[START SUPPLIED ENTRIES]

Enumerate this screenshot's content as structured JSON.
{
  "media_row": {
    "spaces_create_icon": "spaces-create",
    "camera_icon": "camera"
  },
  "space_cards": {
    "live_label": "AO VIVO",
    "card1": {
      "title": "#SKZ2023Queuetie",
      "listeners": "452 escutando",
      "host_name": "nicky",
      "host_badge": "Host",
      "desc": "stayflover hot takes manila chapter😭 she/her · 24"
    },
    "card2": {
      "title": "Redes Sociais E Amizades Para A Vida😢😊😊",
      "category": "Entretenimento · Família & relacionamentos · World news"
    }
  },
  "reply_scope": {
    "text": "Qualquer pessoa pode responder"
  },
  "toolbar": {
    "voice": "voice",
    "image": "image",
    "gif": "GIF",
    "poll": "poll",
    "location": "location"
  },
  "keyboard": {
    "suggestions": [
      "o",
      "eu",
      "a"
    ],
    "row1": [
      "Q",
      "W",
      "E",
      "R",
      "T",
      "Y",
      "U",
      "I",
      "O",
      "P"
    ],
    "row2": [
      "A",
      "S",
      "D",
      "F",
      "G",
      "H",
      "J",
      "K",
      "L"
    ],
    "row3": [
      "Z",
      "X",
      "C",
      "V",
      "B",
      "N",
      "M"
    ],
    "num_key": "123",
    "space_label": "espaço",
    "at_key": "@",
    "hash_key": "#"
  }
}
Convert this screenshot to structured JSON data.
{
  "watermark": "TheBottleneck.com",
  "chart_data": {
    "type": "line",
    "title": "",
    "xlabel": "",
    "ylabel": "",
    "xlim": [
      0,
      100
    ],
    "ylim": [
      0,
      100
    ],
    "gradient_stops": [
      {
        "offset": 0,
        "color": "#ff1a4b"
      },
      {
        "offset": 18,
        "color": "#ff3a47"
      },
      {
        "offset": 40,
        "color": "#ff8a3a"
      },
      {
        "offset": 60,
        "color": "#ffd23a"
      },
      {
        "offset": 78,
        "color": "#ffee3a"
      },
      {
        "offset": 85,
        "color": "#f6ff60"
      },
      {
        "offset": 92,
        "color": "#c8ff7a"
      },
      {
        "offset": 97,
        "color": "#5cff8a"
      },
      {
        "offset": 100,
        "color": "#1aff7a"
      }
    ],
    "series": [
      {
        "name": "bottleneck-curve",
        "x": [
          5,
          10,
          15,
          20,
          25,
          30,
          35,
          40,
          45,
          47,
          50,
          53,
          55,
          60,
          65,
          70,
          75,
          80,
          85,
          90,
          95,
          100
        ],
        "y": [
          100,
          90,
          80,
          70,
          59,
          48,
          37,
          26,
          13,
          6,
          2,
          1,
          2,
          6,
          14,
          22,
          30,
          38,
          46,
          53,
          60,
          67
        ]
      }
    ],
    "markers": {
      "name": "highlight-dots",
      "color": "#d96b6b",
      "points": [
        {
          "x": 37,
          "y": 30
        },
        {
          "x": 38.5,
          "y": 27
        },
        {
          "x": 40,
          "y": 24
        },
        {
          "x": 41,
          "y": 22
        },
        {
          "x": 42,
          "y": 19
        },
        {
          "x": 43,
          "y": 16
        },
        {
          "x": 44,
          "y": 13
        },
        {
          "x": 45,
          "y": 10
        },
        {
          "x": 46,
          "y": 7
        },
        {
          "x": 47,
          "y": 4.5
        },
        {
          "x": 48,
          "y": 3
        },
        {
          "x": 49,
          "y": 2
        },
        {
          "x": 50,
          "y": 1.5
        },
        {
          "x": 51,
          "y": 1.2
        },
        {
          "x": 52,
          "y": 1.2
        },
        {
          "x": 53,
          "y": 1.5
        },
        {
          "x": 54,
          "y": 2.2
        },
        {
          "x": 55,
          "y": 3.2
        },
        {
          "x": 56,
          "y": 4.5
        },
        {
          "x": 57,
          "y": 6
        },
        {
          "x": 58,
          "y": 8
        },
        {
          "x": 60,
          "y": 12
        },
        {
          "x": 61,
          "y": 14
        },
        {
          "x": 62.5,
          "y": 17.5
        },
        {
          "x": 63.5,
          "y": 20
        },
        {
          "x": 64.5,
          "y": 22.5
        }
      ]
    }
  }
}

[END SUPPLIED ENTRIES]

* WHAT TO DO *
Copy each line that contains the word "color".

* THE OUTPUT *
        "color": "#ff1a4b"
        "color": "#ff3a47"
        "color": "#ff8a3a"
        "color": "#ffd23a"
        "color": "#ffee3a"
        "color": "#f6ff60"
        "color": "#c8ff7a"
        "color": "#5cff8a"
        "color": "#1aff7a"
      "color": "#d96b6b",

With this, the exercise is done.